Records from a data collection:
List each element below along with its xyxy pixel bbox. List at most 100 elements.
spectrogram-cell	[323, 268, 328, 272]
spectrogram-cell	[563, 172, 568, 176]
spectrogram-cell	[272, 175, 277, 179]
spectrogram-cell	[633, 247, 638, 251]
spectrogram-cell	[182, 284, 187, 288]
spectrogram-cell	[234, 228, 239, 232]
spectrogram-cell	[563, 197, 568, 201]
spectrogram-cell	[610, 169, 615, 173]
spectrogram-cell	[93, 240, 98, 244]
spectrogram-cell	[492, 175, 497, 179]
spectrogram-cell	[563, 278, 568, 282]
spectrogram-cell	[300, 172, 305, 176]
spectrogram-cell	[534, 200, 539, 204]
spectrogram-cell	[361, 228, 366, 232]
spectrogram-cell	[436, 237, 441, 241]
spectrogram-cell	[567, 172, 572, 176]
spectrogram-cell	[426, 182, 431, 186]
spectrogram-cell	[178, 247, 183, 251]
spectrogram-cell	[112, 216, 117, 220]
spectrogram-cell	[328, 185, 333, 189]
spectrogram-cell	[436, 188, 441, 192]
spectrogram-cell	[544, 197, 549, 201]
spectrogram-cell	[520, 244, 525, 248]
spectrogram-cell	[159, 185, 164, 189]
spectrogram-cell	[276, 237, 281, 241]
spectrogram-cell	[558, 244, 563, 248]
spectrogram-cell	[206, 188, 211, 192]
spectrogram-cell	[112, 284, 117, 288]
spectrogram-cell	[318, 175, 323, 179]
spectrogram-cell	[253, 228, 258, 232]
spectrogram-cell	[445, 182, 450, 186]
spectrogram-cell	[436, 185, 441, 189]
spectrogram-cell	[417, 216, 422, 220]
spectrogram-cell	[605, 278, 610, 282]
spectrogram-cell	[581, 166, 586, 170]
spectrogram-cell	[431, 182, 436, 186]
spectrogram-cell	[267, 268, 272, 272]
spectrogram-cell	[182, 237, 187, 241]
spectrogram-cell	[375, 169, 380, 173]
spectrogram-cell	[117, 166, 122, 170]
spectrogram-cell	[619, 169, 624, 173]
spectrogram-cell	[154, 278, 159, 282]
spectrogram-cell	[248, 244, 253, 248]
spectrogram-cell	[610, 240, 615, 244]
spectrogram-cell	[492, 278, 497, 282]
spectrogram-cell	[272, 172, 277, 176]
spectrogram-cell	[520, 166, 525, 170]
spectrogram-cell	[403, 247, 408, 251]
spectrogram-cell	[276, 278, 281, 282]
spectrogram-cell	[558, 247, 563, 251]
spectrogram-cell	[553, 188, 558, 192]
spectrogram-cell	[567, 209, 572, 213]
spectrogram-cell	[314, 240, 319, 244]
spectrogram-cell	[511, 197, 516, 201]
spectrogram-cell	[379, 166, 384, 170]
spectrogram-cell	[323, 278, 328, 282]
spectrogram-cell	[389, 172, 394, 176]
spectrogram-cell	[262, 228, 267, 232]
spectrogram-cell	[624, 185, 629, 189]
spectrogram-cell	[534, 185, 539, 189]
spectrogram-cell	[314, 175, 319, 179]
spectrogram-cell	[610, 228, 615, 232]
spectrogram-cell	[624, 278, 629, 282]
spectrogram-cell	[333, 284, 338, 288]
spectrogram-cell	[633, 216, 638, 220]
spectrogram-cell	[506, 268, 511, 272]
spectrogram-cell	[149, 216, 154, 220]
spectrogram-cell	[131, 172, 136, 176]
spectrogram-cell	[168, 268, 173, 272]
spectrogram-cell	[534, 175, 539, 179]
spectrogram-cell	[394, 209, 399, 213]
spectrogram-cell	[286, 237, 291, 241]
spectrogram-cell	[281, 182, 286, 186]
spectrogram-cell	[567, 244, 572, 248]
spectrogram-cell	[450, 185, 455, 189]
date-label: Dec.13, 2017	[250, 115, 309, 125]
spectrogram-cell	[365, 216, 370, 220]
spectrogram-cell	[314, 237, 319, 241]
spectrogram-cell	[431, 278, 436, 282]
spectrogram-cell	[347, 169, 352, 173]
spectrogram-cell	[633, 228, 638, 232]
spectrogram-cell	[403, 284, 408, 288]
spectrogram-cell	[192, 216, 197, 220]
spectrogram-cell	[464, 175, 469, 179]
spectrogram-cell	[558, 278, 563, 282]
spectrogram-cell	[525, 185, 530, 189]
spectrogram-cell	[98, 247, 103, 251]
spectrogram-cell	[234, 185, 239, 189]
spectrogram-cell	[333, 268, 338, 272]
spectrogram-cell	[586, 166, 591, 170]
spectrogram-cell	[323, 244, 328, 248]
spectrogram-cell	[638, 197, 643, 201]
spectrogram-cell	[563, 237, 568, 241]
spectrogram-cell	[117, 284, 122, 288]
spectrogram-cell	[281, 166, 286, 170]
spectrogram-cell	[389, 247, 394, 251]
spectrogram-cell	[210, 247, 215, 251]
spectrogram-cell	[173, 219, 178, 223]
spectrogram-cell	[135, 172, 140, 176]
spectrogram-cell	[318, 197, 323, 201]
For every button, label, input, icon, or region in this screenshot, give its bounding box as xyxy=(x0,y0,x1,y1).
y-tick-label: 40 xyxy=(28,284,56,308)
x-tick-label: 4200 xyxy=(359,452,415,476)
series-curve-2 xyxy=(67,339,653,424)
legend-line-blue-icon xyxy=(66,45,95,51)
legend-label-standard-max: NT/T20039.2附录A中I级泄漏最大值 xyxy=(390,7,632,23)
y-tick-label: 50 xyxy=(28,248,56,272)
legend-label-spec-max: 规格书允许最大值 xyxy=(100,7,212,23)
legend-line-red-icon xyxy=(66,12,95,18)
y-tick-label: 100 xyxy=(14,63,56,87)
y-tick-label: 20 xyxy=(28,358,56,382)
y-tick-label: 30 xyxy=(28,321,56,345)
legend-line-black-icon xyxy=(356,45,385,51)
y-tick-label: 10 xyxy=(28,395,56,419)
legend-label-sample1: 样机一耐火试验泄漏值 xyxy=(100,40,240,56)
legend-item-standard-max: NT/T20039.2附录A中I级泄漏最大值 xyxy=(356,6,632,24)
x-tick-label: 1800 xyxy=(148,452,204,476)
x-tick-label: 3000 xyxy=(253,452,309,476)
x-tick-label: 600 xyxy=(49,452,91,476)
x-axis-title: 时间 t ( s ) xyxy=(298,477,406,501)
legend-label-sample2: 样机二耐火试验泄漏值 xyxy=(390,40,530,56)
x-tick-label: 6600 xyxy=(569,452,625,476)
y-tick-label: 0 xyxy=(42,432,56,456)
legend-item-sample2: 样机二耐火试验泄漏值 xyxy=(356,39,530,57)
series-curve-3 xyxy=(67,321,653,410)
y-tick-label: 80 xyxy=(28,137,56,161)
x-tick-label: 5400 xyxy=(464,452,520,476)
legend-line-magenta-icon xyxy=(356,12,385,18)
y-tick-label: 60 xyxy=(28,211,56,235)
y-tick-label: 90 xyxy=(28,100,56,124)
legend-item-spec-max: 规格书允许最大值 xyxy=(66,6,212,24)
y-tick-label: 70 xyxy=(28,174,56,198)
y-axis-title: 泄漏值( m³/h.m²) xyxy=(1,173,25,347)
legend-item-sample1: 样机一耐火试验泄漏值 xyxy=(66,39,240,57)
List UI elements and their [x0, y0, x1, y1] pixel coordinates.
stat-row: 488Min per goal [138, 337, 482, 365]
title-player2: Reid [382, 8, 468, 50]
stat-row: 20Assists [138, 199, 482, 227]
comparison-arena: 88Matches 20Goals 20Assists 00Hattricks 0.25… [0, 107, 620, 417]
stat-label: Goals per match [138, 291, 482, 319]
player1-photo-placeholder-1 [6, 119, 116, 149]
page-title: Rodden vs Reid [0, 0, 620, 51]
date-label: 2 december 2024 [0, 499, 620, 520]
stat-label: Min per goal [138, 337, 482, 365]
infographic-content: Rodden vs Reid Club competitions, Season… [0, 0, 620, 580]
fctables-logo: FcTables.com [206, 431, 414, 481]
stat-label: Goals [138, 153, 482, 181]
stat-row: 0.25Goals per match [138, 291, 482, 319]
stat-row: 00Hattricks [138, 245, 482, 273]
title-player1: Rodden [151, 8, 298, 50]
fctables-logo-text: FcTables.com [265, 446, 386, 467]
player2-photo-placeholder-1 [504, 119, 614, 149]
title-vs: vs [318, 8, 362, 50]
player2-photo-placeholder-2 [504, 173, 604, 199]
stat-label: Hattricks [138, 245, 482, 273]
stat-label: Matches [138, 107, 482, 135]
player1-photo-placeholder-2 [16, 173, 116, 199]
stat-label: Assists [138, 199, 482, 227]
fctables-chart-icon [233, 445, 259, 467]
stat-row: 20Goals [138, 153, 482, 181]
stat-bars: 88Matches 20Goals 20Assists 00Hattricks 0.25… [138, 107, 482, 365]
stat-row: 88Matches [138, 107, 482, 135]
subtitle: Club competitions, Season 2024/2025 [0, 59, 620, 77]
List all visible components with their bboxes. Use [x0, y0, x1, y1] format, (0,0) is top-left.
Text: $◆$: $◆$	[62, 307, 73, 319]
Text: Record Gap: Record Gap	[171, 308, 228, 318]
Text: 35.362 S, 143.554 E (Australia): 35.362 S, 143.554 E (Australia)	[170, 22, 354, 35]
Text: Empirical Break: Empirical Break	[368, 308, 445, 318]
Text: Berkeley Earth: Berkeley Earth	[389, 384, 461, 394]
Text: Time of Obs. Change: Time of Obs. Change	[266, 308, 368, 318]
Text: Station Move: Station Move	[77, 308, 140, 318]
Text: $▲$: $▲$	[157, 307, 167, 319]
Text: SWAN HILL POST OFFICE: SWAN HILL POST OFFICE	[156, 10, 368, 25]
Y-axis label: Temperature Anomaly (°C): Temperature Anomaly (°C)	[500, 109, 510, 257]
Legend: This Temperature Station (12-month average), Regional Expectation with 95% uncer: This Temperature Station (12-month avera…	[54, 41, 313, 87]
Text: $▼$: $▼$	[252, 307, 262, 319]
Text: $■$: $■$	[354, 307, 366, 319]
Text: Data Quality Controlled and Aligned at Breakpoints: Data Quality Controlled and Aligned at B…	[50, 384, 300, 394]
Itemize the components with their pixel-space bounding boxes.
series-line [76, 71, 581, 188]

● **What needs to be done**: Rewrite the items from the first line through the line containing "237, 441, 241]", substituting "bounding box" for "bbox" and leaving everything else unchanged. Give only those lines.

● **Solution for this exercise**:
List each element below along with its xyxy pixel bounding box. List at most 100 elements.
spectrogram-cell	[323, 268, 328, 272]
spectrogram-cell	[563, 172, 568, 176]
spectrogram-cell	[272, 175, 277, 179]
spectrogram-cell	[633, 247, 638, 251]
spectrogram-cell	[182, 284, 187, 288]
spectrogram-cell	[234, 228, 239, 232]
spectrogram-cell	[563, 197, 568, 201]
spectrogram-cell	[610, 169, 615, 173]
spectrogram-cell	[93, 240, 98, 244]
spectrogram-cell	[492, 175, 497, 179]
spectrogram-cell	[563, 278, 568, 282]
spectrogram-cell	[300, 172, 305, 176]
spectrogram-cell	[534, 200, 539, 204]
spectrogram-cell	[361, 228, 366, 232]
spectrogram-cell	[436, 237, 441, 241]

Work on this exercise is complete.